>> START Stored records
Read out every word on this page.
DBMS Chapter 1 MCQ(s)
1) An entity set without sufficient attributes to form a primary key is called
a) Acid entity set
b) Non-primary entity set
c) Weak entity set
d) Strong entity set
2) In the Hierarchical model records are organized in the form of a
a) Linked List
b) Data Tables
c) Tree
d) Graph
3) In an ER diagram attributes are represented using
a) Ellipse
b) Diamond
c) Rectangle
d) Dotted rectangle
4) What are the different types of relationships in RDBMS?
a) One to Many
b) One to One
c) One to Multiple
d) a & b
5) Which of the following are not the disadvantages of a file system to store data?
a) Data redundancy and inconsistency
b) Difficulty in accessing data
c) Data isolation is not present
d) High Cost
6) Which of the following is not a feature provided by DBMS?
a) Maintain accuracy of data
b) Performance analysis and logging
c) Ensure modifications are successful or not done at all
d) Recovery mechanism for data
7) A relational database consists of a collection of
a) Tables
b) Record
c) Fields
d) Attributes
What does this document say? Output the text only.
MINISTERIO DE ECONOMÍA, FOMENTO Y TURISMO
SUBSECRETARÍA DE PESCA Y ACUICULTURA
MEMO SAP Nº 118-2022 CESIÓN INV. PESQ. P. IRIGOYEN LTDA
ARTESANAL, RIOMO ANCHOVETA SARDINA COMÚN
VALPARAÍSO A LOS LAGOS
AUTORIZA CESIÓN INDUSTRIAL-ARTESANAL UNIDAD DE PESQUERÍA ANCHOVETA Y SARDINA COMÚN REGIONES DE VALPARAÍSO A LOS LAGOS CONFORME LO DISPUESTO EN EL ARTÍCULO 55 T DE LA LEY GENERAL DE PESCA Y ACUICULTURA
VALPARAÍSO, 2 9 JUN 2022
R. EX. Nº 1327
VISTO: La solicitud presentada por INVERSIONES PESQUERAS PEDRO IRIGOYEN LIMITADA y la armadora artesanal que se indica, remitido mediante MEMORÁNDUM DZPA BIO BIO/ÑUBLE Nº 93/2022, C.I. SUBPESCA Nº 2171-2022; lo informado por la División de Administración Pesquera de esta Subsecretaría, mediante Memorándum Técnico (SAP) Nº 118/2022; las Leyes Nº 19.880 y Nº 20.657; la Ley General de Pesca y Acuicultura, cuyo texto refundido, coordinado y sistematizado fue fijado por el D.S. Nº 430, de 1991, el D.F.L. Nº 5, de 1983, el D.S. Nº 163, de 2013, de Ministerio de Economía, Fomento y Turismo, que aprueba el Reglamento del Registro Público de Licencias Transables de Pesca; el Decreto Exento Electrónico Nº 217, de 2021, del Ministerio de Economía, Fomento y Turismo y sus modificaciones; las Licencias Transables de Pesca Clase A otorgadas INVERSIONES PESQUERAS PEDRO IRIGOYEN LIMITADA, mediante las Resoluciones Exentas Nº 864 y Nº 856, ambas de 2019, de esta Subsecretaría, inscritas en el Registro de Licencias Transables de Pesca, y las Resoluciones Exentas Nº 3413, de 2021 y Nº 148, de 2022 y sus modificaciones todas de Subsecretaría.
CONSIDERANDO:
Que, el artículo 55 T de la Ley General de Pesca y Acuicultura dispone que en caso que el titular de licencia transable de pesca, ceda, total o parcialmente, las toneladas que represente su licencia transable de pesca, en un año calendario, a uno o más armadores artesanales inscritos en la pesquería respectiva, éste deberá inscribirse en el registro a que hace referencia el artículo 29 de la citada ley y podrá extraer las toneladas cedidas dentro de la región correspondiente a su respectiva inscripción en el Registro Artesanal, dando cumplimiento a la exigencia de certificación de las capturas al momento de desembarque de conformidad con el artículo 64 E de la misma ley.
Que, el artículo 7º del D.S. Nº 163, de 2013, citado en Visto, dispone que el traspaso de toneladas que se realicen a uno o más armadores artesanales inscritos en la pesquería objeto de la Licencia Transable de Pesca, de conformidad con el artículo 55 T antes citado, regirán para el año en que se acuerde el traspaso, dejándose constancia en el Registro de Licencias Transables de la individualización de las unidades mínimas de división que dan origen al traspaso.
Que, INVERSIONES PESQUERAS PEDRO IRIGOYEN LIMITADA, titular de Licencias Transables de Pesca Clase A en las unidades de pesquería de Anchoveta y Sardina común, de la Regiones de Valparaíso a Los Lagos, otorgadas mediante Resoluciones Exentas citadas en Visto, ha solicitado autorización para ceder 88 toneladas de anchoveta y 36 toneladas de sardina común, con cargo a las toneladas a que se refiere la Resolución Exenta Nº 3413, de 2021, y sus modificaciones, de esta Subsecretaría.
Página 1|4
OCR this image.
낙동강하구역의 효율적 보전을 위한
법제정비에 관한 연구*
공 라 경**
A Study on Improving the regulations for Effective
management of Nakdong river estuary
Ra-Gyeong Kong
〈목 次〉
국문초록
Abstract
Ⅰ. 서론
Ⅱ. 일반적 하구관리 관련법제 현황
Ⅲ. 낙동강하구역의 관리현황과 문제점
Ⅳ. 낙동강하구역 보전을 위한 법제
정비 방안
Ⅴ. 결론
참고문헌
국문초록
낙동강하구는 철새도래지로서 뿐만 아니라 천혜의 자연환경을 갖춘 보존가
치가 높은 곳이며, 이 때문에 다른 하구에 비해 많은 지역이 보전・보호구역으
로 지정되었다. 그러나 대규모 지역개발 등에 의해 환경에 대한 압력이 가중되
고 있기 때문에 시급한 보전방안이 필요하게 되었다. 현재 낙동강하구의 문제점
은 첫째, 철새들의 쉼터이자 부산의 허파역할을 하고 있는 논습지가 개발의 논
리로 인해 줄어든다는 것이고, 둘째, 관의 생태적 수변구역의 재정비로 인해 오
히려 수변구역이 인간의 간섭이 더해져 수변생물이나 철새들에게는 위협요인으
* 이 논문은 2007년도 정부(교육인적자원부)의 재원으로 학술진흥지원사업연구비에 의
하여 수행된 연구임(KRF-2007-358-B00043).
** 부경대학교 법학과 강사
>> END Stored records
Given instruction: Reproduce the data in its entirety, matching each character.

Reply to the exercise:
Read out every word on this page.
DBMS Chapter 1 MCQ(s)
1) An entity set without sufficient attributes to form a primary key is called
a) Acid entity set
b) Non-primary entity set
c) Weak entity set
d) Strong entity set
2) In the Hierarchical model records are organized in the form of a
a) Linked List
b) Data Tables
c) Tree
d) Graph
3) In an ER diagram attributes are represented using
a) Ellipse
b) Diamond
c) Rectangle
d) Dotted rectangle
4) What are the different types of relationships in RDBMS?
a) One to Many
b) One to One
c) One to Multiple
d) a & b
5) Which of the following are not the disadvantages of a file system to store data?
a) Data redundancy and inconsistency
b) Difficulty in accessing data
c) Data isolation is not present
d) High Cost
6) Which of the following is not a feature provided by DBMS?
a) Maintain accuracy of data
b) Performance analysis and logging
c) Ensure modifications are successful or not done at all
d) Recovery mechanism for data
7) A relational database consists of a collection of
a) Tables
b) Record
c) Fields
d) Attributes
What does this document say? Output the text only.
MINISTERIO DE ECONOMÍA, FOMENTO Y TURISMO
SUBSECRETARÍA DE PESCA Y ACUICULTURA
MEMO SAP Nº 118-2022 CESIÓN INV. PESQ. P. IRIGOYEN LTDA
ARTESANAL, RIOMO ANCHOVETA SARDINA COMÚN
VALPARAÍSO A LOS LAGOS
AUTORIZA CESIÓN INDUSTRIAL-ARTESANAL UNIDAD DE PESQUERÍA ANCHOVETA Y SARDINA COMÚN REGIONES DE VALPARAÍSO A LOS LAGOS CONFORME LO DISPUESTO EN EL ARTÍCULO 55 T DE LA LEY GENERAL DE PESCA Y ACUICULTURA
VALPARAÍSO, 2 9 JUN 2022
R. EX. Nº 1327
VISTO: La solicitud presentada por INVERSIONES PESQUERAS PEDRO IRIGOYEN LIMITADA y la armadora artesanal que se indica, remitido mediante MEMORÁNDUM DZPA BIO BIO/ÑUBLE Nº 93/2022, C.I. SUBPESCA Nº 2171-2022; lo informado por la División de Administración Pesquera de esta Subsecretaría, mediante Memorándum Técnico (SAP) Nº 118/2022; las Leyes Nº 19.880 y Nº 20.657; la Ley General de Pesca y Acuicultura, cuyo texto refundido, coordinado y sistematizado fue fijado por el D.S. Nº 430, de 1991, el D.F.L. Nº 5, de 1983, el D.S. Nº 163, de 2013, de Ministerio de Economía, Fomento y Turismo, que aprueba el Reglamento del Registro Público de Licencias Transables de Pesca; el Decreto Exento Electrónico Nº 217, de 2021, del Ministerio de Economía, Fomento y Turismo y sus modificaciones; las Licencias Transables de Pesca Clase A otorgadas INVERSIONES PESQUERAS PEDRO IRIGOYEN LIMITADA, mediante las Resoluciones Exentas Nº 864 y Nº 856, ambas de 2019, de esta Subsecretaría, inscritas en el Registro de Licencias Transables de Pesca, y las Resoluciones Exentas Nº 3413, de 2021 y Nº 148, de 2022 y sus modificaciones todas de Subsecretaría.
CONSIDERANDO:
Que, el artículo 55 T de la Ley General de Pesca y Acuicultura dispone que en caso que el titular de licencia transable de pesca, ceda, total o parcialmente, las toneladas que represente su licencia transable de pesca, en un año calendario, a uno o más armadores artesanales inscritos en la pesquería respectiva, éste deberá inscribirse en el registro a que hace referencia el artículo 29 de la citada ley y podrá extraer las toneladas cedidas dentro de la región correspondiente a su respectiva inscripción en el Registro Artesanal, dando cumplimiento a la exigencia de certificación de las capturas al momento de desembarque de conformidad con el artículo 64 E de la misma ley.
Que, el artículo 7º del D.S. Nº 163, de 2013, citado en Visto, dispone que el traspaso de toneladas que se realicen a uno o más armadores artesanales inscritos en la pesquería objeto de la Licencia Transable de Pesca, de conformidad con el artículo 55 T antes citado, regirán para el año en que se acuerde el traspaso, dejándose constancia en el Registro de Licencias Transables de la individualización de las unidades mínimas de división que dan origen al traspaso.
Que, INVERSIONES PESQUERAS PEDRO IRIGOYEN LIMITADA, titular de Licencias Transables de Pesca Clase A en las unidades de pesquería de Anchoveta y Sardina común, de la Regiones de Valparaíso a Los Lagos, otorgadas mediante Resoluciones Exentas citadas en Visto, ha solicitado autorización para ceder 88 toneladas de anchoveta y 36 toneladas de sardina común, con cargo a las toneladas a que se refiere la Resolución Exenta Nº 3413, de 2021, y sus modificaciones, de esta Subsecretaría.
Página 1|4
OCR this image.
낙동강하구역의 효율적 보전을 위한
법제정비에 관한 연구*
공 라 경**
A Study on Improving the regulations for Effective
management of Nakdong river estuary
Ra-Gyeong Kong
〈목 次〉
국문초록
Abstract
Ⅰ. 서론
Ⅱ. 일반적 하구관리 관련법제 현황
Ⅲ. 낙동강하구역의 관리현황과 문제점
Ⅳ. 낙동강하구역 보전을 위한 법제
정비 방안
Ⅴ. 결론
참고문헌
국문초록
낙동강하구는 철새도래지로서 뿐만 아니라 천혜의 자연환경을 갖춘 보존가
치가 높은 곳이며, 이 때문에 다른 하구에 비해 많은 지역이 보전・보호구역으
로 지정되었다. 그러나 대규모 지역개발 등에 의해 환경에 대한 압력이 가중되
고 있기 때문에 시급한 보전방안이 필요하게 되었다. 현재 낙동강하구의 문제점
은 첫째, 철새들의 쉼터이자 부산의 허파역할을 하고 있는 논습지가 개발의 논
리로 인해 줄어든다는 것이고, 둘째, 관의 생태적 수변구역의 재정비로 인해 오
히려 수변구역이 인간의 간섭이 더해져 수변생물이나 철새들에게는 위협요인으
* 이 논문은 2007년도 정부(교육인적자원부)의 재원으로 학술진흥지원사업연구비에 의
하여 수행된 연구임(KRF-2007-358-B00043).
** 부경대학교 법학과 강사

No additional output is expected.